Exercise objective:
Render the stretch from the line containing "- bullet-line-1: 1983年至今，人文社科类: [66, 257, 251, 276]" through the line containing "- slide-bottom-edge: [0, 427, 720, 444]" as a numbered list, leaving out any blank lines.

(Dataset entries)
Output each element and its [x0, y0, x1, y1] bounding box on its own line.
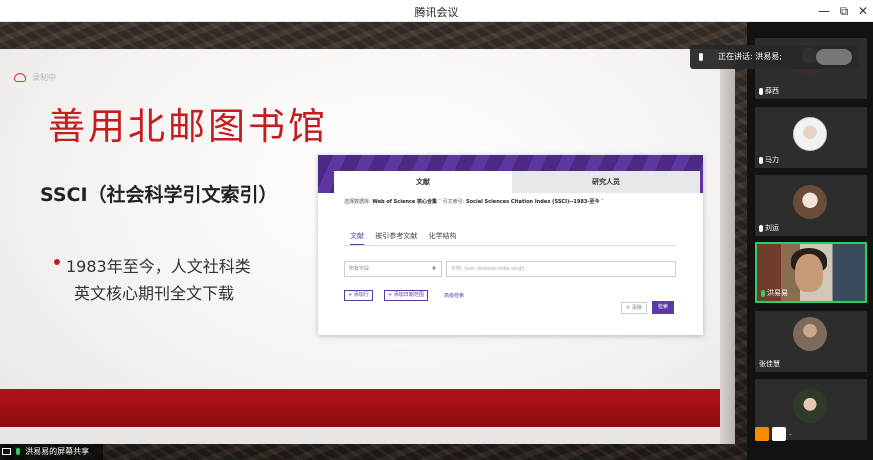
- bullet-line-1: 1983年至今，人文社科类: [66, 257, 251, 276]
- citation-index-value[interactable]: Social Sciences Citation Index (SSCI)--1…: [466, 199, 599, 205]
- slide-bottom-edge: [0, 427, 720, 444]
- database-value[interactable]: Web of Science 核心合集: [372, 199, 437, 205]
- slide-red-band: [0, 389, 720, 427]
- participant-name: 马力: [759, 155, 779, 165]
- recording-icon: [14, 73, 26, 82]
- search-input[interactable]: 示例: liver disease india singh: [446, 261, 676, 277]
- participant-strip: .: [755, 425, 867, 445]
- participant-tile-speaking[interactable]: 洪易易: [755, 242, 867, 303]
- database-selector[interactable]: 选择数据库: Web of Science 核心合集 ˅ 引文索引: Socia…: [344, 198, 603, 205]
- subtab-cited-references[interactable]: 被引参考文献: [375, 232, 417, 240]
- participant-name: 洪易易: [761, 288, 788, 298]
- chevron-down-icon: ▼: [432, 266, 436, 272]
- screen-share-label: 洪易易的屏幕共享: [0, 444, 103, 460]
- wos-tabs: 文献 研究人员: [334, 171, 700, 193]
- video-face: [795, 254, 823, 292]
- recording-label: 录制中: [32, 73, 56, 82]
- mic-icon: [759, 156, 763, 164]
- participant-name: 张佳慧: [759, 360, 780, 368]
- divider: [344, 245, 676, 246]
- citation-index-label: 引文索引:: [442, 199, 465, 205]
- slide-edge: [720, 49, 735, 444]
- close-button[interactable]: ✕: [854, 2, 872, 20]
- avatar: [793, 389, 827, 423]
- screen-share-icon: [2, 448, 11, 455]
- bullet-line-2: 英文核心期刊全文下载: [74, 284, 235, 303]
- avatar: [793, 117, 827, 151]
- avatar: [793, 185, 827, 219]
- search-button[interactable]: 检索: [652, 301, 674, 314]
- bullet-dot-icon: [54, 259, 60, 265]
- user-icon[interactable]: [755, 427, 769, 441]
- field-select-value: 所有字段: [349, 266, 370, 272]
- avatar: [793, 317, 827, 351]
- slide-title: 善用北邮图书馆: [48, 105, 328, 148]
- add-date-range-button[interactable]: + 添加日期范围: [384, 290, 428, 301]
- mic-icon: [699, 53, 703, 61]
- window-title: 腾讯会议: [414, 6, 459, 19]
- mic-icon: [15, 448, 20, 455]
- restore-button[interactable]: ⧉: [835, 2, 853, 20]
- participant-tile[interactable]: 张佳慧: [755, 311, 867, 372]
- mic-icon: [759, 87, 763, 95]
- participant-name: 薛西: [759, 86, 779, 96]
- add-row-button[interactable]: + 添加行: [344, 290, 373, 301]
- web-of-science-panel: 文献 研究人员 选择数据库: Web of Science 核心合集 ˅ 引文索…: [318, 155, 703, 335]
- minimize-button[interactable]: —: [815, 2, 833, 20]
- participant-tile[interactable]: 马力: [755, 107, 867, 168]
- tab-documents[interactable]: 文献: [334, 171, 512, 193]
- participant-tile[interactable]: 刘运: [755, 175, 867, 236]
- subtab-documents[interactable]: 文献: [350, 232, 364, 246]
- participant-name: .: [789, 428, 792, 437]
- advanced-search-link[interactable]: 高级检索: [444, 292, 464, 299]
- speaking-indicator: 正在讲话: 洪易易;: [690, 45, 858, 69]
- mic-icon[interactable]: [772, 427, 786, 441]
- subtab-chemical-structure[interactable]: 化学结构: [428, 232, 456, 240]
- mic-active-icon: [761, 289, 765, 297]
- screen-share-owner: 洪易易的屏幕共享: [25, 447, 90, 456]
- reaction-icon[interactable]: [816, 49, 852, 65]
- slide-bullet: 1983年至今，人文社科类 英文核心期刊全文下载: [54, 253, 251, 307]
- mic-icon: [759, 224, 763, 232]
- slide-subtitle: SSCI（社会科学引文索引）: [40, 184, 278, 206]
- title-bar: 腾讯会议 — ⧉ ✕: [0, 0, 873, 22]
- tab-researchers[interactable]: 研究人员: [512, 171, 700, 193]
- field-select[interactable]: 所有字段 ▼: [344, 261, 442, 277]
- speaking-label: 正在讲话: 洪易易;: [718, 52, 782, 61]
- search-type-tabs: 文献 被引参考文献 化学结构: [350, 231, 465, 246]
- participant-name: 刘运: [759, 223, 779, 233]
- clear-button[interactable]: × 清除: [621, 302, 647, 314]
- database-label: 选择数据库:: [344, 199, 371, 205]
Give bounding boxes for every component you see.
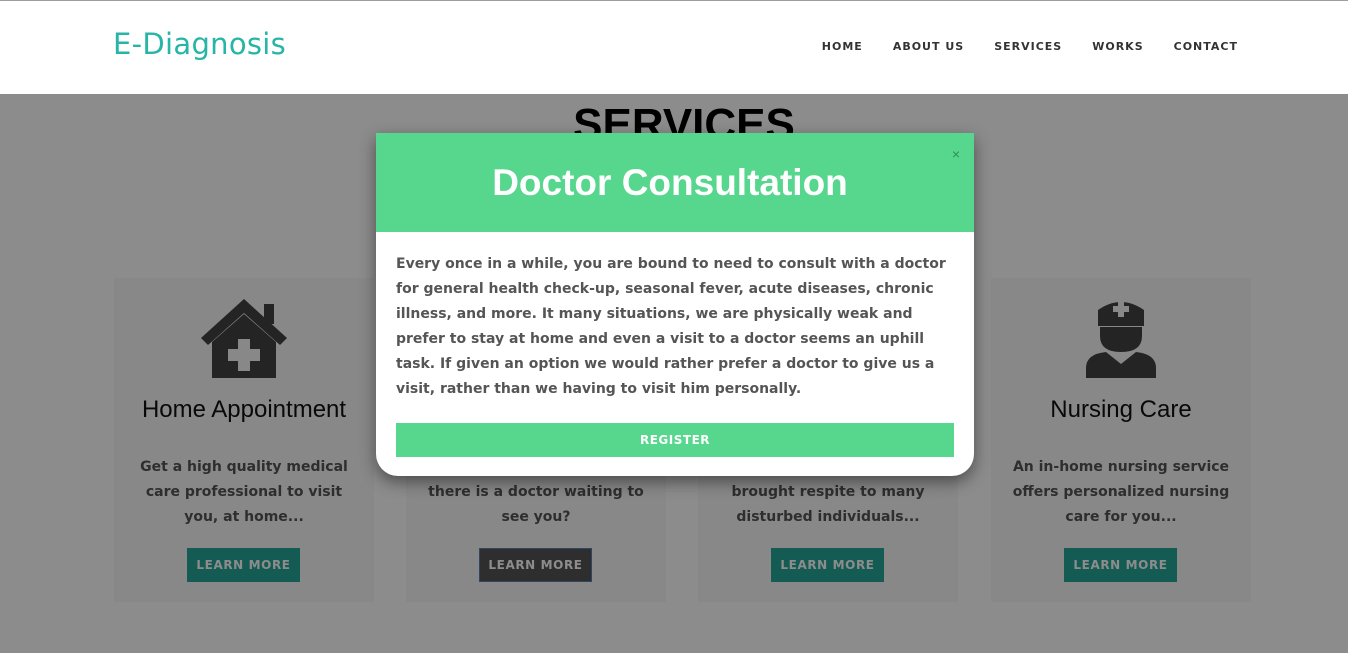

Response:
1. - bullet-line-1: 1983年至今，人文社科类: [66, 257, 251, 276]
2. - citation-index-value[interactable]: Social Sciences Citation Index (SSCI)--1…: [466, 199, 599, 205]
3. - slide-bottom-edge: [0, 427, 720, 444]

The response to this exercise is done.